[Records from a collection]
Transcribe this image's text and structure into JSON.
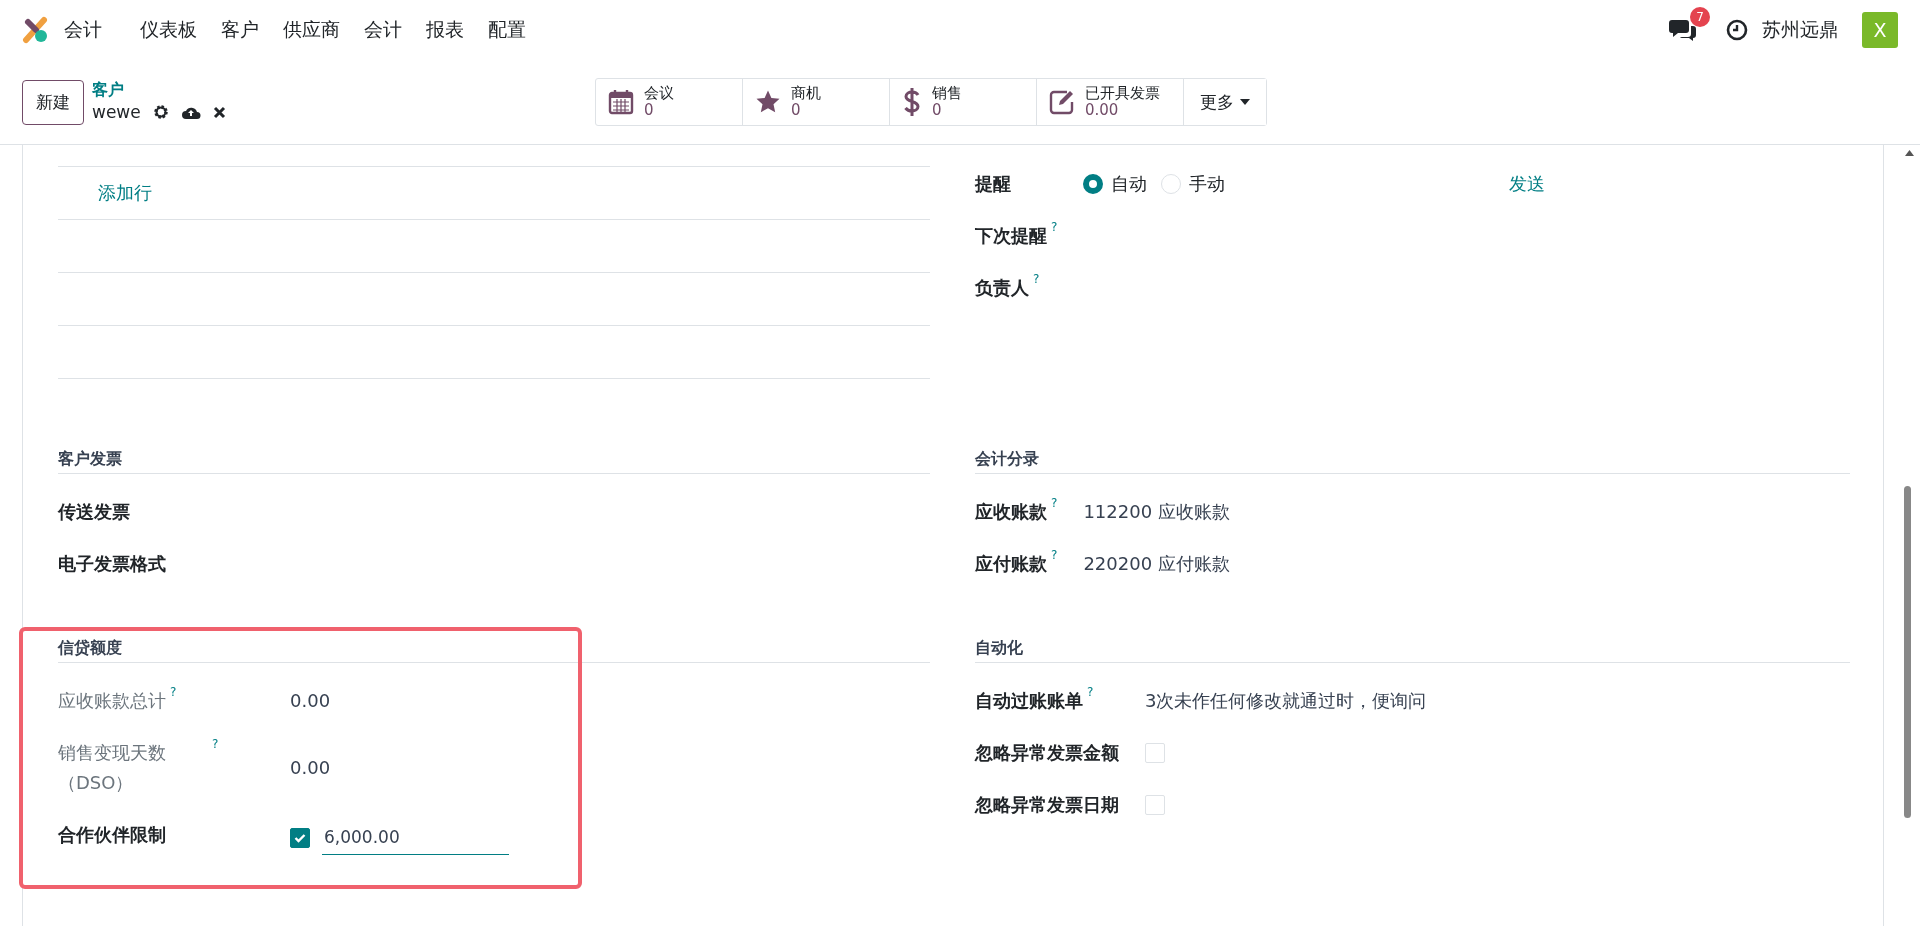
{
  "navbar": {
    "app_name": "会计",
    "menus": [
      "仪表板",
      "客户",
      "供应商",
      "会计",
      "报表",
      "配置"
    ],
    "message_count": "7",
    "company": "苏州远鼎",
    "avatar_letter": "X"
  },
  "control_panel": {
    "new_button": "新建",
    "breadcrumb": "客户",
    "record_name": "wewe",
    "stat_buttons": [
      {
        "kind": "calendar",
        "label": "会议",
        "value": "0"
      },
      {
        "kind": "star",
        "label": "商机",
        "value": "0"
      },
      {
        "kind": "dollar",
        "label": "销售",
        "value": "0"
      },
      {
        "kind": "invoice",
        "label": "已开具发票",
        "value": "0.00"
      }
    ],
    "more_button": "更多"
  },
  "bank_accounts": {
    "add_line": "添加行"
  },
  "reminder": {
    "label": "提醒",
    "options": [
      {
        "label": "自动",
        "selected": true
      },
      {
        "label": "手动",
        "selected": false
      }
    ],
    "send_link": "发送",
    "fields": [
      {
        "label": "下次提醒",
        "help": "?"
      },
      {
        "label": "负责人",
        "help": "?"
      }
    ]
  },
  "sections": [
    {
      "title": "客户发票",
      "highlighted": false,
      "fields": [
        {
          "kind": "text",
          "label": "传送发票",
          "readonly": false
        },
        {
          "kind": "text",
          "label": "电子发票格式",
          "readonly": false
        }
      ]
    },
    {
      "title": "会计分录",
      "highlighted": false,
      "fields": [
        {
          "kind": "text",
          "label": "应收账款",
          "help": "?",
          "value": "112200 应收账款",
          "readonly": false
        },
        {
          "kind": "text",
          "label": "应付账款",
          "help": "?",
          "value": "220200 应付账款",
          "readonly": false
        }
      ]
    },
    {
      "title": "信贷额度",
      "highlighted": true,
      "fields": [
        {
          "kind": "text",
          "label": "应收账款总计",
          "help": "?",
          "value": "0.00",
          "readonly": true
        },
        {
          "kind": "text",
          "label": "销售变现天数（DSO）",
          "help": "?",
          "value": "0.00",
          "readonly": true
        },
        {
          "kind": "limit",
          "label": "合作伙伴限制",
          "checked": true,
          "value": "6,000.00",
          "readonly": false
        }
      ]
    },
    {
      "title": "自动化",
      "highlighted": false,
      "fields": [
        {
          "kind": "text",
          "label": "自动过账账单",
          "help": "?",
          "value": "3次未作任何修改就通过时，便询问",
          "readonly": false
        },
        {
          "kind": "checkbox",
          "label": "忽略异常发票金额",
          "checked": false,
          "readonly": false
        },
        {
          "kind": "checkbox",
          "label": "忽略异常发票日期",
          "checked": false,
          "readonly": false
        }
      ]
    }
  ]
}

OBJECTIVE -
Copy every record above exactly, leaving out the pictures.

TASK OUTPUT -
Transcribe this image's text and structure into JSON.
{
  "navbar": {
    "app_name": "会计",
    "menus": [
      "仪表板",
      "客户",
      "供应商",
      "会计",
      "报表",
      "配置"
    ],
    "message_count": "7",
    "company": "苏州远鼎",
    "avatar_letter": "X"
  },
  "control_panel": {
    "new_button": "新建",
    "breadcrumb": "客户",
    "record_name": "wewe",
    "stat_buttons": [
      {
        "kind": "calendar",
        "label": "会议",
        "value": "0"
      },
      {
        "kind": "star",
        "label": "商机",
        "value": "0"
      },
      {
        "kind": "dollar",
        "label": "销售",
        "value": "0"
      },
      {
        "kind": "invoice",
        "label": "已开具发票",
        "value": "0.00"
      }
    ],
    "more_button": "更多"
  },
  "bank_accounts": {
    "add_line": "添加行"
  },
  "reminder": {
    "label": "提醒",
    "options": [
      {
        "label": "自动",
        "selected": true
      },
      {
        "label": "手动",
        "selected": false
      }
    ],
    "send_link": "发送",
    "fields": [
      {
        "label": "下次提醒",
        "help": "?"
      },
      {
        "label": "负责人",
        "help": "?"
      }
    ]
  },
  "sections": [
    {
      "title": "客户发票",
      "highlighted": false,
      "fields": [
        {
          "kind": "text",
          "label": "传送发票",
          "readonly": false
        },
        {
          "kind": "text",
          "label": "电子发票格式",
          "readonly": false
        }
      ]
    },
    {
      "title": "会计分录",
      "highlighted": false,
      "fields": [
        {
          "kind": "text",
          "label": "应收账款",
          "help": "?",
          "value": "112200 应收账款",
          "readonly": false
        },
        {
          "kind": "text",
          "label": "应付账款",
          "help": "?",
          "value": "220200 应付账款",
          "readonly": false
        }
      ]
    },
    {
      "title": "信贷额度",
      "highlighted": true,
      "fields": [
        {
          "kind": "text",
          "label": "应收账款总计",
          "help": "?",
          "value": "0.00",
          "readonly": true
        },
        {
          "kind": "text",
          "label": "销售变现天数（DSO）",
          "help": "?",
          "value": "0.00",
          "readonly": true
        },
        {
          "kind": "limit",
          "label": "合作伙伴限制",
          "checked": true,
          "value": "6,000.00",
          "readonly": false
        }
      ]
    },
    {
      "title": "自动化",
      "highlighted": false,
      "fields": [
        {
          "kind": "text",
          "label": "自动过账账单",
          "help": "?",
          "value": "3次未作任何修改就通过时，便询问",
          "readonly": false
        },
        {
          "kind": "checkbox",
          "label": "忽略异常发票金额",
          "checked": false,
          "readonly": false
        },
        {
          "kind": "checkbox",
          "label": "忽略异常发票日期",
          "checked": false,
          "readonly": false
        }
      ]
    }
  ]
}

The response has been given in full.